> Given problem
Would you return the complete listing below word for word?

> The input
---------------

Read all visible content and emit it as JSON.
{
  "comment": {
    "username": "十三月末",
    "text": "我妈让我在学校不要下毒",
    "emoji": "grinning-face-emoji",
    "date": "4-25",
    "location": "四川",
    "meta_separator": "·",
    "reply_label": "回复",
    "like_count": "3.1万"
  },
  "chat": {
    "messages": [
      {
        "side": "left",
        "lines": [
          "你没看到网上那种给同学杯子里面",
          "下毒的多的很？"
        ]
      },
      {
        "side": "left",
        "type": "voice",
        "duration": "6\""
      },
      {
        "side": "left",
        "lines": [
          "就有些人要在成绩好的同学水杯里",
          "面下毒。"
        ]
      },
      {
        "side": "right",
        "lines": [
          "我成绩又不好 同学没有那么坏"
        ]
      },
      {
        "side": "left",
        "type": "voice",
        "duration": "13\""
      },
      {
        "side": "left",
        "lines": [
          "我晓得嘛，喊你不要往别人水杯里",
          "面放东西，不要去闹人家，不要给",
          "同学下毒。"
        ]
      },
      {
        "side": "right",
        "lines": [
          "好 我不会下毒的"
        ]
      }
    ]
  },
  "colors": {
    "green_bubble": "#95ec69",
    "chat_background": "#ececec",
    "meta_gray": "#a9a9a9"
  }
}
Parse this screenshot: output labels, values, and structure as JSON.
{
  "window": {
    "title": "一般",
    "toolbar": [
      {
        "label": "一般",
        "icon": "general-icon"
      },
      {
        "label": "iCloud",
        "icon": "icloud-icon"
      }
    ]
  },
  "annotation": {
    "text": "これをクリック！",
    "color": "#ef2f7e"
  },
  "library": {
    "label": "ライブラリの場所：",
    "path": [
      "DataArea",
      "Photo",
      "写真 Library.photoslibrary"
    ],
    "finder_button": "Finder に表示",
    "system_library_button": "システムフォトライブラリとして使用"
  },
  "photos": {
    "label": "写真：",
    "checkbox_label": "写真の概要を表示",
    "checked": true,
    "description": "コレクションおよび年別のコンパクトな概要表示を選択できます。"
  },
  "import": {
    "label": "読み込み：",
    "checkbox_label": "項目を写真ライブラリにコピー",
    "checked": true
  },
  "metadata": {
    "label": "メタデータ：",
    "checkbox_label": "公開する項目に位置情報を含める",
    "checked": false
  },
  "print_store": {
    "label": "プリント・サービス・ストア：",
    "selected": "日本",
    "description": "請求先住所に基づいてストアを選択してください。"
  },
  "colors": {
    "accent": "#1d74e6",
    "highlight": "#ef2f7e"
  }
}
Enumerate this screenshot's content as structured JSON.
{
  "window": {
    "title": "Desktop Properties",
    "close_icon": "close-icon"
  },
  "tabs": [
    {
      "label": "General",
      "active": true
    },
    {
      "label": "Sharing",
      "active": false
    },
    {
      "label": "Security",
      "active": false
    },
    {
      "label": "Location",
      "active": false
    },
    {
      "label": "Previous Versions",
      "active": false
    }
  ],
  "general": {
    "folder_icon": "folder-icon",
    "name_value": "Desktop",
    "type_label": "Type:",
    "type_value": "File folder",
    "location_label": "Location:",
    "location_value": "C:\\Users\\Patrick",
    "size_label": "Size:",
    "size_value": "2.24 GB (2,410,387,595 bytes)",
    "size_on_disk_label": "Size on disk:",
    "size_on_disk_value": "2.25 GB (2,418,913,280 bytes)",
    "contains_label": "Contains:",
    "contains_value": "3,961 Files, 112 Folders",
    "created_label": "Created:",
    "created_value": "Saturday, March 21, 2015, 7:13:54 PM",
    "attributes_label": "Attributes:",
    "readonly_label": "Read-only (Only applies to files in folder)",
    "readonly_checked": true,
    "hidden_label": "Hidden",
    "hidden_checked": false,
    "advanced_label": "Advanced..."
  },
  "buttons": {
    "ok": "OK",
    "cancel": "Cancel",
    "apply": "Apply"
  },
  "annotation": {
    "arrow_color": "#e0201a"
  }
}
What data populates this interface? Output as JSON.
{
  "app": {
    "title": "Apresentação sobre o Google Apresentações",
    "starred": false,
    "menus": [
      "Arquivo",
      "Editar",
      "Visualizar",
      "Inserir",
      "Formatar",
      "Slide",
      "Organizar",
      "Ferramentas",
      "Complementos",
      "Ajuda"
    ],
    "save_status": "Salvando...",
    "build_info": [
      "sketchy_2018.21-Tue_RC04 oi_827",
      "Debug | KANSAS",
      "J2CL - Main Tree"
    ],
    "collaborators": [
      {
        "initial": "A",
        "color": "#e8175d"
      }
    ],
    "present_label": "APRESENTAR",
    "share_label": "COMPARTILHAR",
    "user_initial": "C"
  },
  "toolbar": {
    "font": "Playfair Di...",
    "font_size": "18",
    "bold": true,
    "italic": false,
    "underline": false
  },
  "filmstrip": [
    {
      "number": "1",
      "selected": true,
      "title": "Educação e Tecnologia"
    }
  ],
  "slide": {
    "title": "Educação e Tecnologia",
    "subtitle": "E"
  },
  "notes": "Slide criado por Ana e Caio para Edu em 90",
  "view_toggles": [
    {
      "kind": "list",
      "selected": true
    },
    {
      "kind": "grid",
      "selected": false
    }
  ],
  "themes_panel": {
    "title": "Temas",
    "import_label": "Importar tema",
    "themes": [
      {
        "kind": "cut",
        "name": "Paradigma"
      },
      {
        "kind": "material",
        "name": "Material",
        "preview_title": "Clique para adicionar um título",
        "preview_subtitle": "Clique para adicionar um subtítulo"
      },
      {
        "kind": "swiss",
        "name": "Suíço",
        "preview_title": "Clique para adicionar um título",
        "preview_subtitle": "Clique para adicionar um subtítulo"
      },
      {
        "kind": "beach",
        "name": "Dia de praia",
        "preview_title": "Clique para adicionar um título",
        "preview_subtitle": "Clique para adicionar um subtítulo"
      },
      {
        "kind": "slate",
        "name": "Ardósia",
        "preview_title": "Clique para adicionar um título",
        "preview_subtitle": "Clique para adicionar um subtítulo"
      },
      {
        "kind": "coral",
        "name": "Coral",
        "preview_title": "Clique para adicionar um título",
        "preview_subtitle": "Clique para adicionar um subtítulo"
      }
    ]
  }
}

---------------

> Reply to the exercise
Read all visible content and emit it as JSON.
{
  "comment": {
    "username": "十三月末",
    "text": "我妈让我在学校不要下毒",
    "emoji": "grinning-face-emoji",
    "date": "4-25",
    "location": "四川",
    "meta_separator": "·",
    "reply_label": "回复",
    "like_count": "3.1万"
  },
  "chat": {
    "messages": [
      {
        "side": "left",
        "lines": [
          "你没看到网上那种给同学杯子里面",
          "下毒的多的很？"
        ]
      },
      {
        "side": "left",
        "type": "voice",
        "duration": "6\""
      },
      {
        "side": "left",
        "lines": [
          "就有些人要在成绩好的同学水杯里",
          "面下毒。"
        ]
      },
      {
        "side": "right",
        "lines": [
          "我成绩又不好 同学没有那么坏"
        ]
      },
      {
        "side": "left",
        "type": "voice",
        "duration": "13\""
      },
      {
        "side": "left",
        "lines": [
          "我晓得嘛，喊你不要往别人水杯里",
          "面放东西，不要去闹人家，不要给",
          "同学下毒。"
        ]
      },
      {
        "side": "right",
        "lines": [
          "好 我不会下毒的"
        ]
      }
    ]
  },
  "colors": {
    "green_bubble": "#95ec69",
    "chat_background": "#ececec",
    "meta_gray": "#a9a9a9"
  }
}
Parse this screenshot: output labels, values, and structure as JSON.
{
  "window": {
    "title": "一般",
    "toolbar": [
      {
        "label": "一般",
        "icon": "general-icon"
      },
      {
        "label": "iCloud",
        "icon": "icloud-icon"
      }
    ]
  },
  "annotation": {
    "text": "これをクリック！",
    "color": "#ef2f7e"
  },
  "library": {
    "label": "ライブラリの場所：",
    "path": [
      "DataArea",
      "Photo",
      "写真 Library.photoslibrary"
    ],
    "finder_button": "Finder に表示",
    "system_library_button": "システムフォトライブラリとして使用"
  },
  "photos": {
    "label": "写真：",
    "checkbox_label": "写真の概要を表示",
    "checked": true,
    "description": "コレクションおよび年別のコンパクトな概要表示を選択できます。"
  },
  "import": {
    "label": "読み込み：",
    "checkbox_label": "項目を写真ライブラリにコピー",
    "checked": true
  },
  "metadata": {
    "label": "メタデータ：",
    "checkbox_label": "公開する項目に位置情報を含める",
    "checked": false
  },
  "print_store": {
    "label": "プリント・サービス・ストア：",
    "selected": "日本",
    "description": "請求先住所に基づいてストアを選択してください。"
  },
  "colors": {
    "accent": "#1d74e6",
    "highlight": "#ef2f7e"
  }
}
Enumerate this screenshot's content as structured JSON.
{
  "window": {
    "title": "Desktop Properties",
    "close_icon": "close-icon"
  },
  "tabs": [
    {
      "label": "General",
      "active": true
    },
    {
      "label": "Sharing",
      "active": false
    },
    {
      "label": "Security",
      "active": false
    },
    {
      "label": "Location",
      "active": false
    },
    {
      "label": "Previous Versions",
      "active": false
    }
  ],
  "general": {
    "folder_icon": "folder-icon",
    "name_value": "Desktop",
    "type_label": "Type:",
    "type_value": "File folder",
    "location_label": "Location:",
    "location_value": "C:\\Users\\Patrick",
    "size_label": "Size:",
    "size_value": "2.24 GB (2,410,387,595 bytes)",
    "size_on_disk_label": "Size on disk:",
    "size_on_disk_value": "2.25 GB (2,418,913,280 bytes)",
    "contains_label": "Contains:",
    "contains_value": "3,961 Files, 112 Folders",
    "created_label": "Created:",
    "created_value": "Saturday, March 21, 2015, 7:13:54 PM",
    "attributes_label": "Attributes:",
    "readonly_label": "Read-only (Only applies to files in folder)",
    "readonly_checked": true,
    "hidden_label": "Hidden",
    "hidden_checked": false,
    "advanced_label": "Advanced..."
  },
  "buttons": {
    "ok": "OK",
    "cancel": "Cancel",
    "apply": "Apply"
  },
  "annotation": {
    "arrow_color": "#e0201a"
  }
}
What data populates this interface? Output as JSON.
{
  "app": {
    "title": "Apresentação sobre o Google Apresentações",
    "starred": false,
    "menus": [
      "Arquivo",
      "Editar",
      "Visualizar",
      "Inserir",
      "Formatar",
      "Slide",
      "Organizar",
      "Ferramentas",
      "Complementos",
      "Ajuda"
    ],
    "save_status": "Salvando...",
    "build_info": [
      "sketchy_2018.21-Tue_RC04 oi_827",
      "Debug | KANSAS",
      "J2CL - Main Tree"
    ],
    "collaborators": [
      {
        "initial": "A",
        "color": "#e8175d"
      }
    ],
    "present_label": "APRESENTAR",
    "share_label": "COMPARTILHAR",
    "user_initial": "C"
  },
  "toolbar": {
    "font": "Playfair Di...",
    "font_size": "18",
    "bold": true,
    "italic": false,
    "underline": false
  },
  "filmstrip": [
    {
      "number": "1",
      "selected": true,
      "title": "Educação e Tecnologia"
    }
  ],
  "slide": {
    "title": "Educação e Tecnologia",
    "subtitle": "E"
  },
  "notes": "Slide criado por Ana e Caio para Edu em 90",
  "view_toggles": [
    {
      "kind": "list",
      "selected": true
    },
    {
      "kind": "grid",
      "selected": false
    }
  ],
  "themes_panel": {
    "title": "Temas",
    "import_label": "Importar tema",
    "themes": [
      {
        "kind": "cut",
        "name": "Paradigma"
      },
      {
        "kind": "material",
        "name": "Material",
        "preview_title": "Clique para adicionar um título",
        "preview_subtitle": "Clique para adicionar um subtítulo"
      },
      {
        "kind": "swiss",
        "name": "Suíço",
        "preview_title": "Clique para adicionar um título",
        "preview_subtitle": "Clique para adicionar um subtítulo"
      },
      {
        "kind": "beach",
        "name": "Dia de praia",
        "preview_title": "Clique para adicionar um título",
        "preview_subtitle": "Clique para adicionar um subtítulo"
      },
      {
        "kind": "slate",
        "name": "Ardósia",
        "preview_title": "Clique para adicionar um título",
        "preview_subtitle": "Clique para adicionar um subtítulo"
      },
      {
        "kind": "coral",
        "name": "Coral",
        "preview_title": "Clique para adicionar um título",
        "preview_subtitle": "Clique para adicionar um subtítulo"
      }
    ]
  }
}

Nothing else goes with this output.